+++ Entries supplied +++

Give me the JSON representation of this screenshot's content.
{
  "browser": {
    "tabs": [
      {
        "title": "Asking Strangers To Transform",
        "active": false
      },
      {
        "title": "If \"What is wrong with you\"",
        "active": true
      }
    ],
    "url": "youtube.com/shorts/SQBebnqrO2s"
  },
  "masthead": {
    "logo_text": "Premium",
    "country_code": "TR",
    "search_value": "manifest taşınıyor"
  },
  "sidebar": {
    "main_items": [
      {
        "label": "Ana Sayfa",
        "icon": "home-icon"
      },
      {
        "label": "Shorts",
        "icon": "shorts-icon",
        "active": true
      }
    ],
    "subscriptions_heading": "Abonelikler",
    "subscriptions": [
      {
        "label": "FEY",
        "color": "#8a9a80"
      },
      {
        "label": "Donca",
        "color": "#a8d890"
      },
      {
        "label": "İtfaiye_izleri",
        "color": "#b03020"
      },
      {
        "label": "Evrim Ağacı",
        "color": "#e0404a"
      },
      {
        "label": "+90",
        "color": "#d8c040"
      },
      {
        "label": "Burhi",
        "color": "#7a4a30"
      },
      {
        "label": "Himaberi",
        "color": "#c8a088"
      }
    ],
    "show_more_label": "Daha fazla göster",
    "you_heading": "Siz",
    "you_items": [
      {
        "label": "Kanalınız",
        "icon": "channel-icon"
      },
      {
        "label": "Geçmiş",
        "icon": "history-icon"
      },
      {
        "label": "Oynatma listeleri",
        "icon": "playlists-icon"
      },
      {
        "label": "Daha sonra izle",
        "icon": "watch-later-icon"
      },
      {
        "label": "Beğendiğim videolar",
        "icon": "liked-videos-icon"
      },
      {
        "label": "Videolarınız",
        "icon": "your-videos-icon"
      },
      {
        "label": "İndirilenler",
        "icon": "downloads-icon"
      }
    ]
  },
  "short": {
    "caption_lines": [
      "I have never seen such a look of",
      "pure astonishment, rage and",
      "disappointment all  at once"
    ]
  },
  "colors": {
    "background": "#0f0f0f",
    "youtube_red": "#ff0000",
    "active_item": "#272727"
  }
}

+++

Go through the listing above and restate it word for word.

Solution for this exercise →
Give me the JSON representation of this screenshot's content.
{
  "browser": {
    "tabs": [
      {
        "title": "Asking Strangers To Transform",
        "active": false
      },
      {
        "title": "If \"What is wrong with you\"",
        "active": true
      }
    ],
    "url": "youtube.com/shorts/SQBebnqrO2s"
  },
  "masthead": {
    "logo_text": "Premium",
    "country_code": "TR",
    "search_value": "manifest taşınıyor"
  },
  "sidebar": {
    "main_items": [
      {
        "label": "Ana Sayfa",
        "icon": "home-icon"
      },
      {
        "label": "Shorts",
        "icon": "shorts-icon",
        "active": true
      }
    ],
    "subscriptions_heading": "Abonelikler",
    "subscriptions": [
      {
        "label": "FEY",
        "color": "#8a9a80"
      },
      {
        "label": "Donca",
        "color": "#a8d890"
      },
      {
        "label": "İtfaiye_izleri",
        "color": "#b03020"
      },
      {
        "label": "Evrim Ağacı",
        "color": "#e0404a"
      },
      {
        "label": "+90",
        "color": "#d8c040"
      },
      {
        "label": "Burhi",
        "color": "#7a4a30"
      },
      {
        "label": "Himaberi",
        "color": "#c8a088"
      }
    ],
    "show_more_label": "Daha fazla göster",
    "you_heading": "Siz",
    "you_items": [
      {
        "label": "Kanalınız",
        "icon": "channel-icon"
      },
      {
        "label": "Geçmiş",
        "icon": "history-icon"
      },
      {
        "label": "Oynatma listeleri",
        "icon": "playlists-icon"
      },
      {
        "label": "Daha sonra izle",
        "icon": "watch-later-icon"
      },
      {
        "label": "Beğendiğim videolar",
        "icon": "liked-videos-icon"
      },
      {
        "label": "Videolarınız",
        "icon": "your-videos-icon"
      },
      {
        "label": "İndirilenler",
        "icon": "downloads-icon"
      }
    ]
  },
  "short": {
    "caption_lines": [
      "I have never seen such a look of",
      "pure astonishment, rage and",
      "disappointment all  at once"
    ]
  },
  "colors": {
    "background": "#0f0f0f",
    "youtube_red": "#ff0000",
    "active_item": "#272727"
  }
}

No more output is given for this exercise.